Work to complete:
Can the data below be echoed back word for word?

Exercise materials:
◇ ◇ ◇ ◇ ◇

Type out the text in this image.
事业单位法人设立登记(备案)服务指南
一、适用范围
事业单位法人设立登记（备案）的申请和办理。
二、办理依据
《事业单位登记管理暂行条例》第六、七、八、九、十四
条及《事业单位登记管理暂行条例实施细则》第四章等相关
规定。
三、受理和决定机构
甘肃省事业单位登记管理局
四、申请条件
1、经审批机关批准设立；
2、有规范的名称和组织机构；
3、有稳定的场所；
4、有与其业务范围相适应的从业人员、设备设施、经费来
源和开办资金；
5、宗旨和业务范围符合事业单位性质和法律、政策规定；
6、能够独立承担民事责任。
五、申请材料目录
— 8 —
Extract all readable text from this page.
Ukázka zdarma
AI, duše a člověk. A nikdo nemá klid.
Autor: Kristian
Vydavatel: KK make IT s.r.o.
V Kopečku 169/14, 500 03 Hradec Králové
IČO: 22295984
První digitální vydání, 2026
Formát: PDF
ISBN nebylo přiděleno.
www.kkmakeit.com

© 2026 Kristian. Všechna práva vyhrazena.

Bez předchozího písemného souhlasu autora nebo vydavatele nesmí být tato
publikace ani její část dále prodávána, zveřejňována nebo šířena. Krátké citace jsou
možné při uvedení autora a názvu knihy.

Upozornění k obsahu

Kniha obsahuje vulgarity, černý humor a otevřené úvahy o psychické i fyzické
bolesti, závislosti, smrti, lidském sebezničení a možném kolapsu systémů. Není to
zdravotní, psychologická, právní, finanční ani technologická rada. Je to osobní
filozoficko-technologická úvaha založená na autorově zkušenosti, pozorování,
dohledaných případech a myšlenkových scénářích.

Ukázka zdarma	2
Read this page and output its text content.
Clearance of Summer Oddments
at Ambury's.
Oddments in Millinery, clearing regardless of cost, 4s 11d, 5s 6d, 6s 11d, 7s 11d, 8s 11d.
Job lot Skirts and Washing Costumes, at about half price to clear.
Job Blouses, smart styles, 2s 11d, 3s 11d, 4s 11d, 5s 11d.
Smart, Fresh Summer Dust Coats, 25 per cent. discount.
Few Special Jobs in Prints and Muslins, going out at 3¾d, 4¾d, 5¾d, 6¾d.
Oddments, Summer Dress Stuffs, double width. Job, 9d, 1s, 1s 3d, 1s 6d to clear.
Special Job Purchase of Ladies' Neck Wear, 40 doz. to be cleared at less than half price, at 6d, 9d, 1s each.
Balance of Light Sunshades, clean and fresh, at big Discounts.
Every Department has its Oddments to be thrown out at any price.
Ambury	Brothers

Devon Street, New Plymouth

◇ ◇ ◇ ◇ ◇

Problem solution:
Type out the text in this image.
事业单位法人设立登记(备案)服务指南
一、适用范围
事业单位法人设立登记（备案）的申请和办理。
二、办理依据
《事业单位登记管理暂行条例》第六、七、八、九、十四
条及《事业单位登记管理暂行条例实施细则》第四章等相关
规定。
三、受理和决定机构
甘肃省事业单位登记管理局
四、申请条件
1、经审批机关批准设立；
2、有规范的名称和组织机构；
3、有稳定的场所；
4、有与其业务范围相适应的从业人员、设备设施、经费来
源和开办资金；
5、宗旨和业务范围符合事业单位性质和法律、政策规定；
6、能够独立承担民事责任。
五、申请材料目录
— 8 —
Extract all readable text from this page.
Ukázka zdarma
AI, duše a člověk. A nikdo nemá klid.
Autor: Kristian
Vydavatel: KK make IT s.r.o.
V Kopečku 169/14, 500 03 Hradec Králové
IČO: 22295984
První digitální vydání, 2026
Formát: PDF
ISBN nebylo přiděleno.
www.kkmakeit.com

© 2026 Kristian. Všechna práva vyhrazena.

Bez předchozího písemného souhlasu autora nebo vydavatele nesmí být tato
publikace ani její část dále prodávána, zveřejňována nebo šířena. Krátké citace jsou
možné při uvedení autora a názvu knihy.

Upozornění k obsahu

Kniha obsahuje vulgarity, černý humor a otevřené úvahy o psychické i fyzické
bolesti, závislosti, smrti, lidském sebezničení a možném kolapsu systémů. Není to
zdravotní, psychologická, právní, finanční ani technologická rada. Je to osobní
filozoficko-technologická úvaha založená na autorově zkušenosti, pozorování,
dohledaných případech a myšlenkových scénářích.

Ukázka zdarma	2
Read this page and output its text content.
Clearance of Summer Oddments
at Ambury's.
Oddments in Millinery, clearing regardless of cost, 4s 11d, 5s 6d, 6s 11d, 7s 11d, 8s 11d.
Job lot Skirts and Washing Costumes, at about half price to clear.
Job Blouses, smart styles, 2s 11d, 3s 11d, 4s 11d, 5s 11d.
Smart, Fresh Summer Dust Coats, 25 per cent. discount.
Few Special Jobs in Prints and Muslins, going out at 3¾d, 4¾d, 5¾d, 6¾d.
Oddments, Summer Dress Stuffs, double width. Job, 9d, 1s, 1s 3d, 1s 6d to clear.
Special Job Purchase of Ladies' Neck Wear, 40 doz. to be cleared at less than half price, at 6d, 9d, 1s each.
Balance of Light Sunshades, clean and fresh, at big Discounts.
Every Department has its Oddments to be thrown out at any price.
Ambury	Brothers

Devon Street, New Plymouth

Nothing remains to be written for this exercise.